What to produce - Please copy all the lines that follow, word for word.

Data excerpts -
-- BEGIN --

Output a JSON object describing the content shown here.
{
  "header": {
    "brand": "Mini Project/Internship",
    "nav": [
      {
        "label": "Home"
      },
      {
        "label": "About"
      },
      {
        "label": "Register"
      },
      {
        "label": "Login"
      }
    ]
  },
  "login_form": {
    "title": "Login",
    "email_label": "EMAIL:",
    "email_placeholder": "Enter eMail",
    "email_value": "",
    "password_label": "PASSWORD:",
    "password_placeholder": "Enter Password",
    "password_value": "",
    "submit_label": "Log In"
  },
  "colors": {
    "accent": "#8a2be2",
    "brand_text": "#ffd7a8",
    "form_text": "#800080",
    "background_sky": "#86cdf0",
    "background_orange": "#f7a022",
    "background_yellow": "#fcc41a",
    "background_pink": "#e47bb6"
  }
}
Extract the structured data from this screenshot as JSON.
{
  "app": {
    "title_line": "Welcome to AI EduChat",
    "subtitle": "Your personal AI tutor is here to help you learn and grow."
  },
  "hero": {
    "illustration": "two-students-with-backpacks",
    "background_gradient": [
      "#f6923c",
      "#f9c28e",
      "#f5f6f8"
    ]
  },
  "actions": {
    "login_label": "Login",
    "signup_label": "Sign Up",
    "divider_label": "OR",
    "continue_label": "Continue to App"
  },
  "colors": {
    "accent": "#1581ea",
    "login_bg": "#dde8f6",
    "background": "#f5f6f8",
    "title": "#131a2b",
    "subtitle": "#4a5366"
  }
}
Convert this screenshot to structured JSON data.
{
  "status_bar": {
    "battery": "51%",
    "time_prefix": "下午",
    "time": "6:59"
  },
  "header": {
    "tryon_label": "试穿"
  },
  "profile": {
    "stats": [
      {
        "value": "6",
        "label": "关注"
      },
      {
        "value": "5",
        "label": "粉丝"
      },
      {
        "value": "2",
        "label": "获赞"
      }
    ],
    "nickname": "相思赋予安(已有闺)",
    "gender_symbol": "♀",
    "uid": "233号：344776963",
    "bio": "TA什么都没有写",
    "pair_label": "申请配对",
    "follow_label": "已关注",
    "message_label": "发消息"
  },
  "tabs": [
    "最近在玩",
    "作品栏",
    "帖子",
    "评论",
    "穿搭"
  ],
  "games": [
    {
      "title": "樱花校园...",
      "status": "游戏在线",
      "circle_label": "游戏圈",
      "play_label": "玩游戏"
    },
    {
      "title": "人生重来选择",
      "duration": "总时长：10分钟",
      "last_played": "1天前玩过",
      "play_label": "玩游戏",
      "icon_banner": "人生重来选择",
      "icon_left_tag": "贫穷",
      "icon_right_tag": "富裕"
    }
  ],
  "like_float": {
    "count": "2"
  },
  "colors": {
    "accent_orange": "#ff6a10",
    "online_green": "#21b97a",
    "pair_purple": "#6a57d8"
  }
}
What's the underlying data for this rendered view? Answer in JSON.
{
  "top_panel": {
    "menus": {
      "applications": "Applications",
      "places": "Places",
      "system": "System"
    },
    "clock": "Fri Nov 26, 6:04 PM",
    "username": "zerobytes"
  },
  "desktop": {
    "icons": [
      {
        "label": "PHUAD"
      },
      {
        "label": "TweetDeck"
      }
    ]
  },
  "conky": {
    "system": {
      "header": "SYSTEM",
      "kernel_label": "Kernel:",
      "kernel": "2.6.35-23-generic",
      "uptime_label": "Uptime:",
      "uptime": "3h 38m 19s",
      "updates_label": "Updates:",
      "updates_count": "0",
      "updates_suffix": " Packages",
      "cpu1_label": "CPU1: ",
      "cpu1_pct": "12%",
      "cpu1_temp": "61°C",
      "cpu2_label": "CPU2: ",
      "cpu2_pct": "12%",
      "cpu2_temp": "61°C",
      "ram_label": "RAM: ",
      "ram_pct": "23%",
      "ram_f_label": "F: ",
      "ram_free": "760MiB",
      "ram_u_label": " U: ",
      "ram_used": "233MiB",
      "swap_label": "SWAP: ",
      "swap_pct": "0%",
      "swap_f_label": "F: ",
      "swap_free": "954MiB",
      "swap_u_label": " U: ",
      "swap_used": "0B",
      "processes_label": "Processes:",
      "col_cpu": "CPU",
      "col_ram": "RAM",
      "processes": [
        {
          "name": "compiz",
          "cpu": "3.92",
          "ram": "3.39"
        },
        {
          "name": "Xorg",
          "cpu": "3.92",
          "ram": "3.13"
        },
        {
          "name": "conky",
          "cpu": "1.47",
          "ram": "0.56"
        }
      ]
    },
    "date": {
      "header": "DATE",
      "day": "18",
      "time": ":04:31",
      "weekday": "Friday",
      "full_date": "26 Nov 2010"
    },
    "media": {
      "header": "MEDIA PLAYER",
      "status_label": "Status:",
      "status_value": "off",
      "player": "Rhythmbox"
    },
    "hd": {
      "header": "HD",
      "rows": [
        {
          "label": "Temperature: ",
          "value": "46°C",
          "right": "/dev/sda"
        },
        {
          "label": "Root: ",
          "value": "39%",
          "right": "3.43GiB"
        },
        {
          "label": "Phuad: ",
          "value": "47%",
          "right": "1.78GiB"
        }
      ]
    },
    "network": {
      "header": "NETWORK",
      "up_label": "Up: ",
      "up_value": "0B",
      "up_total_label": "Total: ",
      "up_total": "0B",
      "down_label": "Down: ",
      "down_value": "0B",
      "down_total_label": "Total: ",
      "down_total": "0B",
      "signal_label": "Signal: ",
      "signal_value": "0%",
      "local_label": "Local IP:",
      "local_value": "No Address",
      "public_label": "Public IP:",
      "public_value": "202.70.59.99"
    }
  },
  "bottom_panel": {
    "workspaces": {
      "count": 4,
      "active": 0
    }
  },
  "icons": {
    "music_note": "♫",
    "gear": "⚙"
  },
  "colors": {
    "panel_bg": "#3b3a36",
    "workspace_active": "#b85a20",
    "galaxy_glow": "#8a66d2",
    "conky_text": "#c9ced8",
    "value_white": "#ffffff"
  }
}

-- END --

Written answer -
Output a JSON object describing the content shown here.
{
  "header": {
    "brand": "Mini Project/Internship",
    "nav": [
      {
        "label": "Home"
      },
      {
        "label": "About"
      },
      {
        "label": "Register"
      },
      {
        "label": "Login"
      }
    ]
  },
  "login_form": {
    "title": "Login",
    "email_label": "EMAIL:",
    "email_placeholder": "Enter eMail",
    "email_value": "",
    "password_label": "PASSWORD:",
    "password_placeholder": "Enter Password",
    "password_value": "",
    "submit_label": "Log In"
  },
  "colors": {
    "accent": "#8a2be2",
    "brand_text": "#ffd7a8",
    "form_text": "#800080",
    "background_sky": "#86cdf0",
    "background_orange": "#f7a022",
    "background_yellow": "#fcc41a",
    "background_pink": "#e47bb6"
  }
}
Extract the structured data from this screenshot as JSON.
{
  "app": {
    "title_line": "Welcome to AI EduChat",
    "subtitle": "Your personal AI tutor is here to help you learn and grow."
  },
  "hero": {
    "illustration": "two-students-with-backpacks",
    "background_gradient": [
      "#f6923c",
      "#f9c28e",
      "#f5f6f8"
    ]
  },
  "actions": {
    "login_label": "Login",
    "signup_label": "Sign Up",
    "divider_label": "OR",
    "continue_label": "Continue to App"
  },
  "colors": {
    "accent": "#1581ea",
    "login_bg": "#dde8f6",
    "background": "#f5f6f8",
    "title": "#131a2b",
    "subtitle": "#4a5366"
  }
}
Convert this screenshot to structured JSON data.
{
  "status_bar": {
    "battery": "51%",
    "time_prefix": "下午",
    "time": "6:59"
  },
  "header": {
    "tryon_label": "试穿"
  },
  "profile": {
    "stats": [
      {
        "value": "6",
        "label": "关注"
      },
      {
        "value": "5",
        "label": "粉丝"
      },
      {
        "value": "2",
        "label": "获赞"
      }
    ],
    "nickname": "相思赋予安(已有闺)",
    "gender_symbol": "♀",
    "uid": "233号：344776963",
    "bio": "TA什么都没有写",
    "pair_label": "申请配对",
    "follow_label": "已关注",
    "message_label": "发消息"
  },
  "tabs": [
    "最近在玩",
    "作品栏",
    "帖子",
    "评论",
    "穿搭"
  ],
  "games": [
    {
      "title": "樱花校园...",
      "status": "游戏在线",
      "circle_label": "游戏圈",
      "play_label": "玩游戏"
    },
    {
      "title": "人生重来选择",
      "duration": "总时长：10分钟",
      "last_played": "1天前玩过",
      "play_label": "玩游戏",
      "icon_banner": "人生重来选择",
      "icon_left_tag": "贫穷",
      "icon_right_tag": "富裕"
    }
  ],
  "like_float": {
    "count": "2"
  },
  "colors": {
    "accent_orange": "#ff6a10",
    "online_green": "#21b97a",
    "pair_purple": "#6a57d8"
  }
}
What's the underlying data for this rendered view? Answer in JSON.
{
  "top_panel": {
    "menus": {
      "applications": "Applications",
      "places": "Places",
      "system": "System"
    },
    "clock": "Fri Nov 26, 6:04 PM",
    "username": "zerobytes"
  },
  "desktop": {
    "icons": [
      {
        "label": "PHUAD"
      },
      {
        "label": "TweetDeck"
      }
    ]
  },
  "conky": {
    "system": {
      "header": "SYSTEM",
      "kernel_label": "Kernel:",
      "kernel": "2.6.35-23-generic",
      "uptime_label": "Uptime:",
      "uptime": "3h 38m 19s",
      "updates_label": "Updates:",
      "updates_count": "0",
      "updates_suffix": " Packages",
      "cpu1_label": "CPU1: ",
      "cpu1_pct": "12%",
      "cpu1_temp": "61°C",
      "cpu2_label": "CPU2: ",
      "cpu2_pct": "12%",
      "cpu2_temp": "61°C",
      "ram_label": "RAM: ",
      "ram_pct": "23%",
      "ram_f_label": "F: ",
      "ram_free": "760MiB",
      "ram_u_label": " U: ",
      "ram_used": "233MiB",
      "swap_label": "SWAP: ",
      "swap_pct": "0%",
      "swap_f_label": "F: ",
      "swap_free": "954MiB",
      "swap_u_label": " U: ",
      "swap_used": "0B",
      "processes_label": "Processes:",
      "col_cpu": "CPU",
      "col_ram": "RAM",
      "processes": [
        {
          "name": "compiz",
          "cpu": "3.92",
          "ram": "3.39"
        },
        {
          "name": "Xorg",
          "cpu": "3.92",
          "ram": "3.13"
        },
        {
          "name": "conky",
          "cpu": "1.47",
          "ram": "0.56"
        }
      ]
    },
    "date": {
      "header": "DATE",
      "day": "18",
      "time": ":04:31",
      "weekday": "Friday",
      "full_date": "26 Nov 2010"
    },
    "media": {
      "header": "MEDIA PLAYER",
      "status_label": "Status:",
      "status_value": "off",
      "player": "Rhythmbox"
    },
    "hd": {
      "header": "HD",
      "rows": [
        {
          "label": "Temperature: ",
          "value": "46°C",
          "right": "/dev/sda"
        },
        {
          "label": "Root: ",
          "value": "39%",
          "right": "3.43GiB"
        },
        {
          "label": "Phuad: ",
          "value": "47%",
          "right": "1.78GiB"
        }
      ]
    },
    "network": {
      "header": "NETWORK",
      "up_label": "Up: ",
      "up_value": "0B",
      "up_total_label": "Total: ",
      "up_total": "0B",
      "down_label": "Down: ",
      "down_value": "0B",
      "down_total_label": "Total: ",
      "down_total": "0B",
      "signal_label": "Signal: ",
      "signal_value": "0%",
      "local_label": "Local IP:",
      "local_value": "No Address",
      "public_label": "Public IP:",
      "public_value": "202.70.59.99"
    }
  },
  "bottom_panel": {
    "workspaces": {
      "count": 4,
      "active": 0
    }
  },
  "icons": {
    "music_note": "♫",
    "gear": "⚙"
  },
  "colors": {
    "panel_bg": "#3b3a36",
    "workspace_active": "#b85a20",
    "galaxy_glow": "#8a66d2",
    "conky_text": "#c9ced8",
    "value_white": "#ffffff"
  }
}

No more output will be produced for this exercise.